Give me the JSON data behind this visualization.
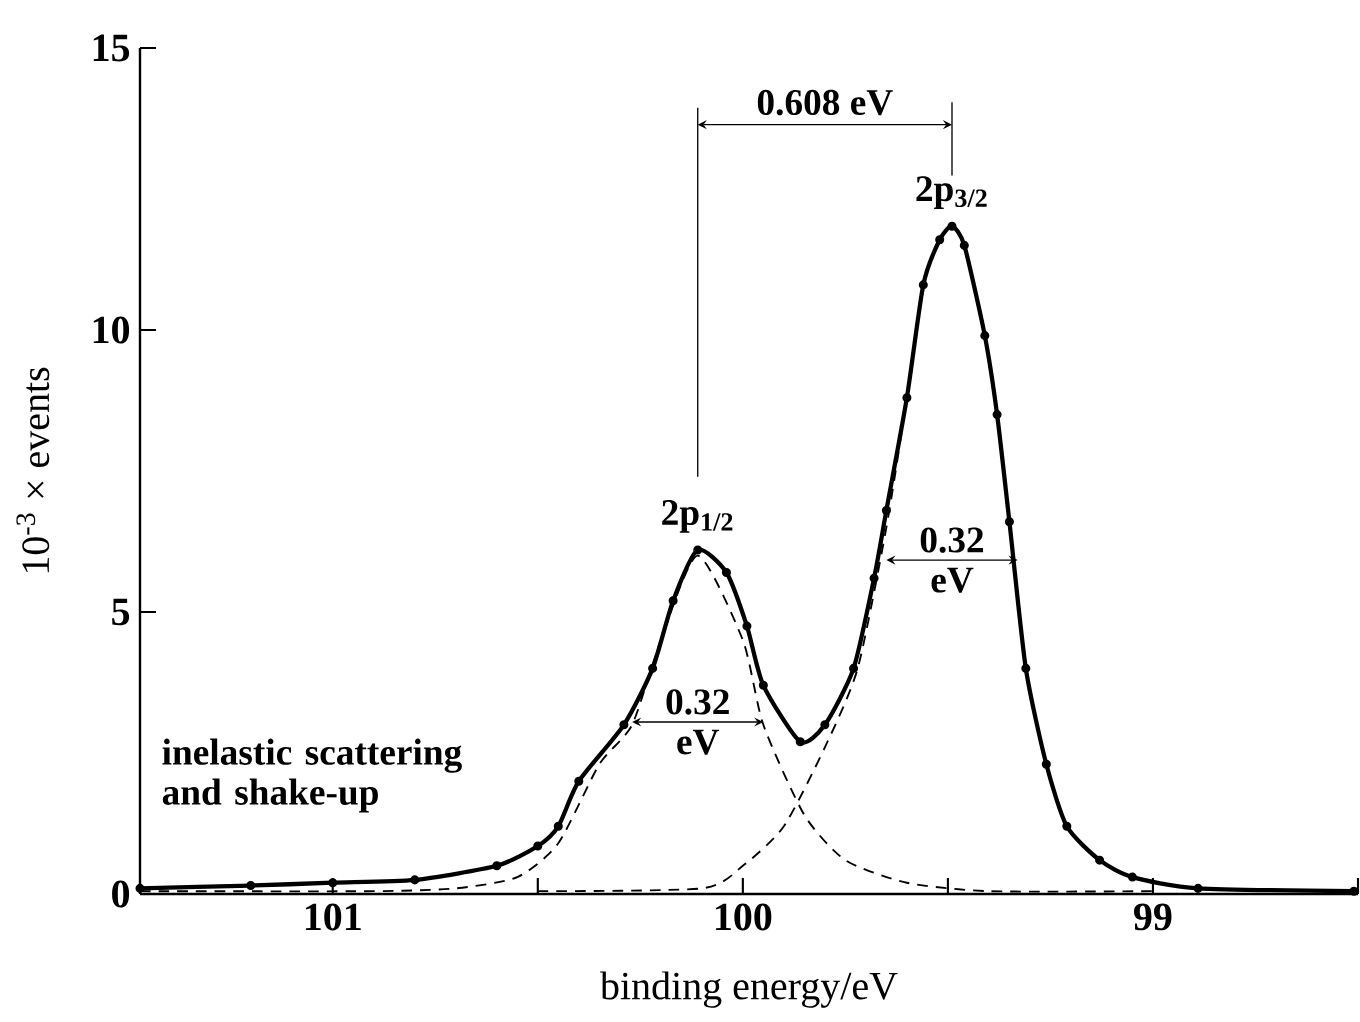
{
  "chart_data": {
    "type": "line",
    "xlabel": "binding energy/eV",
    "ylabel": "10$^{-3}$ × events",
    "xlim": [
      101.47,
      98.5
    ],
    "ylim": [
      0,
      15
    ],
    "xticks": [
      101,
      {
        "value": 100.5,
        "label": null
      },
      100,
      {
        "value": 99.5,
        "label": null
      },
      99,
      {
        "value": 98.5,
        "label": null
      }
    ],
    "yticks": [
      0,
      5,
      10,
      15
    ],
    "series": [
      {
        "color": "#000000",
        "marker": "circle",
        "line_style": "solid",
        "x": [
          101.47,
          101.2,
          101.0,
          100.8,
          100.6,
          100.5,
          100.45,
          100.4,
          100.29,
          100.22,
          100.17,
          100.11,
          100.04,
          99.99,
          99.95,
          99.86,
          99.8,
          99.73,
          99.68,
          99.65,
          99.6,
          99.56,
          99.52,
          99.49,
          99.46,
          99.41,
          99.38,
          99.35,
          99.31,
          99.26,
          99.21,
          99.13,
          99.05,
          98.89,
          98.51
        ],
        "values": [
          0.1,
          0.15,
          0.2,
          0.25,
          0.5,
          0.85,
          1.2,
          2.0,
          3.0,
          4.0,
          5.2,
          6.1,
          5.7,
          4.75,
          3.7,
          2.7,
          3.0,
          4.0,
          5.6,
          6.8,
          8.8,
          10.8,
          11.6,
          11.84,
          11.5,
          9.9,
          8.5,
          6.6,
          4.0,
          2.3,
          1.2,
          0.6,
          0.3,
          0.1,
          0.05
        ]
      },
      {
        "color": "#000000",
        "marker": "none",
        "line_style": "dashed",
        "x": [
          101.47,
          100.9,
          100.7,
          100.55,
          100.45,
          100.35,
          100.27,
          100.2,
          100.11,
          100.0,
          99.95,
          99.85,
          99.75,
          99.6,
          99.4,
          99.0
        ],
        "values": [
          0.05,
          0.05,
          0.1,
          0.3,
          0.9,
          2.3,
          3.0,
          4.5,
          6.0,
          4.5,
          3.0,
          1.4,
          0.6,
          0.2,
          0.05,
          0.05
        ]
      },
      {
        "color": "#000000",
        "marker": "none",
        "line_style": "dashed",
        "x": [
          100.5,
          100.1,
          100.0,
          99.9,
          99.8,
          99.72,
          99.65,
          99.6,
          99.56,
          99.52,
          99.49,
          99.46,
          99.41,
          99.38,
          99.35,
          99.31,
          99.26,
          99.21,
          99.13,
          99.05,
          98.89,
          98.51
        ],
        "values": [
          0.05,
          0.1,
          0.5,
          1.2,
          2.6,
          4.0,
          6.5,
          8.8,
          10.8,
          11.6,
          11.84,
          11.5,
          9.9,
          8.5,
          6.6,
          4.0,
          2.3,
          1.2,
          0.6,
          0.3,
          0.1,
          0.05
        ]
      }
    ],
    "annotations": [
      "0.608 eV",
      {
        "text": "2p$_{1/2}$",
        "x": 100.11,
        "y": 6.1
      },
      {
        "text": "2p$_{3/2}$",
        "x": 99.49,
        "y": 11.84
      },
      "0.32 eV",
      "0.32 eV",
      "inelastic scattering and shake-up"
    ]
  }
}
◆ ◆ ◆ ◆ ◆ ◆ ◆
*TASK BRIEF*
Give the entries again without a single change, but with no pictures.

*RESULT FOR THIS TASK*
Give me the JSON data behind this visualization.
{
  "chart_data": {
    "type": "line",
    "xlabel": "binding energy/eV",
    "ylabel": "10$^{-3}$ × events",
    "xlim": [
      101.47,
      98.5
    ],
    "ylim": [
      0,
      15
    ],
    "xticks": [
      101,
      {
        "value": 100.5,
        "label": null
      },
      100,
      {
        "value": 99.5,
        "label": null
      },
      99,
      {
        "value": 98.5,
        "label": null
      }
    ],
    "yticks": [
      0,
      5,
      10,
      15
    ],
    "series": [
      {
        "color": "#000000",
        "marker": "circle",
        "line_style": "solid",
        "x": [
          101.47,
          101.2,
          101.0,
          100.8,
          100.6,
          100.5,
          100.45,
          100.4,
          100.29,
          100.22,
          100.17,
          100.11,
          100.04,
          99.99,
          99.95,
          99.86,
          99.8,
          99.73,
          99.68,
          99.65,
          99.6,
          99.56,
          99.52,
          99.49,
          99.46,
          99.41,
          99.38,
          99.35,
          99.31,
          99.26,
          99.21,
          99.13,
          99.05,
          98.89,
          98.51
        ],
        "values": [
          0.1,
          0.15,
          0.2,
          0.25,
          0.5,
          0.85,
          1.2,
          2.0,
          3.0,
          4.0,
          5.2,
          6.1,
          5.7,
          4.75,
          3.7,
          2.7,
          3.0,
          4.0,
          5.6,
          6.8,
          8.8,
          10.8,
          11.6,
          11.84,
          11.5,
          9.9,
          8.5,
          6.6,
          4.0,
          2.3,
          1.2,
          0.6,
          0.3,
          0.1,
          0.05
        ]
      },
      {
        "color": "#000000",
        "marker": "none",
        "line_style": "dashed",
        "x": [
          101.47,
          100.9,
          100.7,
          100.55,
          100.45,
          100.35,
          100.27,
          100.2,
          100.11,
          100.0,
          99.95,
          99.85,
          99.75,
          99.6,
          99.4,
          99.0
        ],
        "values": [
          0.05,
          0.05,
          0.1,
          0.3,
          0.9,
          2.3,
          3.0,
          4.5,
          6.0,
          4.5,
          3.0,
          1.4,
          0.6,
          0.2,
          0.05,
          0.05
        ]
      },
      {
        "color": "#000000",
        "marker": "none",
        "line_style": "dashed",
        "x": [
          100.5,
          100.1,
          100.0,
          99.9,
          99.8,
          99.72,
          99.65,
          99.6,
          99.56,
          99.52,
          99.49,
          99.46,
          99.41,
          99.38,
          99.35,
          99.31,
          99.26,
          99.21,
          99.13,
          99.05,
          98.89,
          98.51
        ],
        "values": [
          0.05,
          0.1,
          0.5,
          1.2,
          2.6,
          4.0,
          6.5,
          8.8,
          10.8,
          11.6,
          11.84,
          11.5,
          9.9,
          8.5,
          6.6,
          4.0,
          2.3,
          1.2,
          0.6,
          0.3,
          0.1,
          0.05
        ]
      }
    ],
    "annotations": [
      "0.608 eV",
      {
        "text": "2p$_{1/2}$",
        "x": 100.11,
        "y": 6.1
      },
      {
        "text": "2p$_{3/2}$",
        "x": 99.49,
        "y": 11.84
      },
      "0.32 eV",
      "0.32 eV",
      "inelastic scattering and shake-up"
    ]
  }
}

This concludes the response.